To do —
Below are the records; reproduce all of them exactly but without any images.

Data rows —
# # # #

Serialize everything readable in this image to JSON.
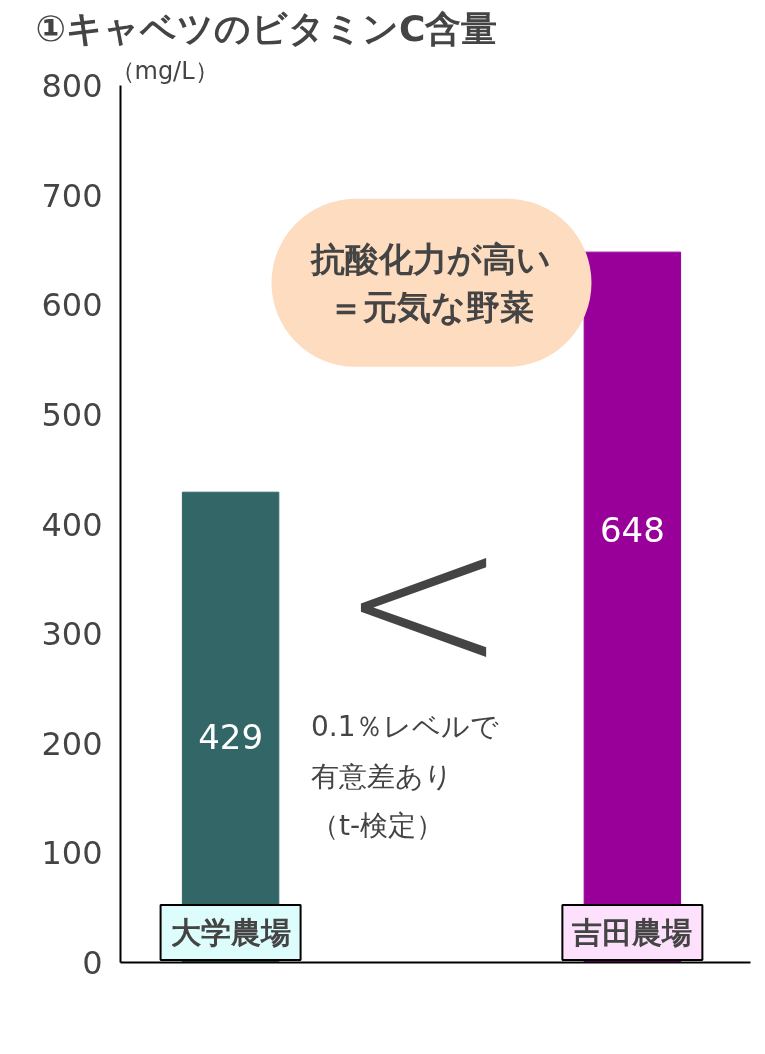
{
  "chart_data": {
    "type": "bar",
    "title": "①キャベツのビタミンC含量",
    "ylabel": "（mg/L）",
    "categories": [
      "大学農場",
      "吉田農場"
    ],
    "values": [
      429,
      648
    ],
    "colors": [
      "#336666",
      "#990099"
    ],
    "ylim": [
      0,
      800
    ],
    "yticks": [
      0,
      100,
      200,
      300,
      400,
      500,
      600,
      700,
      800
    ],
    "data_labels": true,
    "grid": false,
    "annotations": [
      "抗酸化力が高い",
      "＝元気な野菜",
      "<",
      "0.1％レベルで",
      "有意差あり",
      "（t-検定）"
    ]
  }
}
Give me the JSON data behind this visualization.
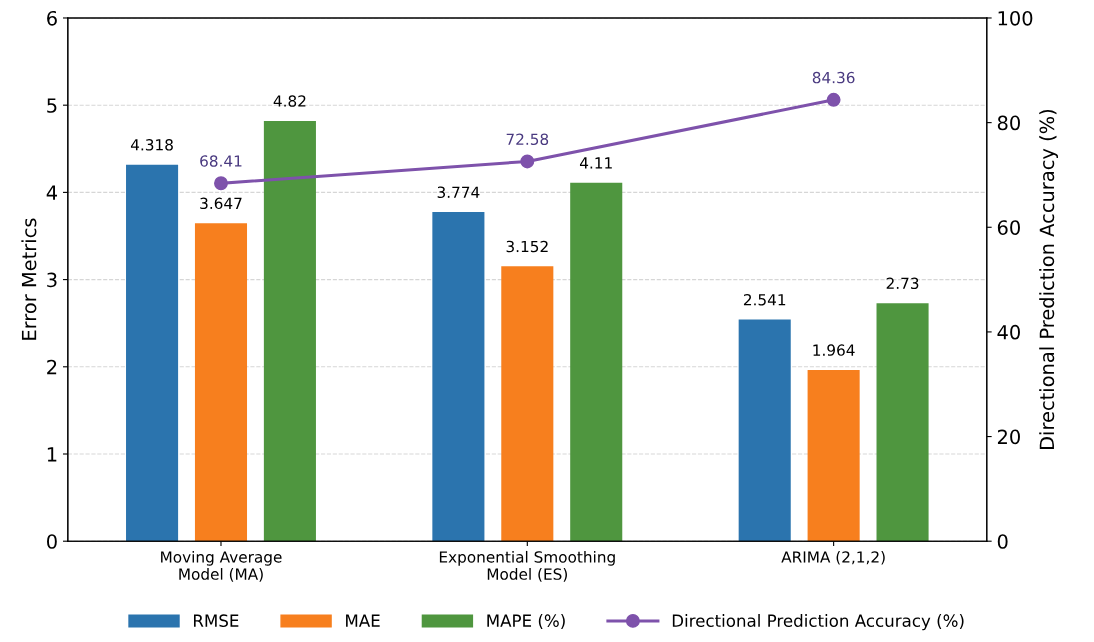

# # # #

The response —
Serialize everything readable in this image to JSON.
{
  "chart_data": {
    "type": "bar",
    "title": "①キャベツのビタミンC含量",
    "ylabel": "（mg/L）",
    "categories": [
      "大学農場",
      "吉田農場"
    ],
    "values": [
      429,
      648
    ],
    "colors": [
      "#336666",
      "#990099"
    ],
    "ylim": [
      0,
      800
    ],
    "yticks": [
      0,
      100,
      200,
      300,
      400,
      500,
      600,
      700,
      800
    ],
    "data_labels": true,
    "grid": false,
    "annotations": [
      "抗酸化力が高い",
      "＝元気な野菜",
      "<",
      "0.1％レベルで",
      "有意差あり",
      "（t-検定）"
    ]
  }
}
Give me the JSON data behind this visualization.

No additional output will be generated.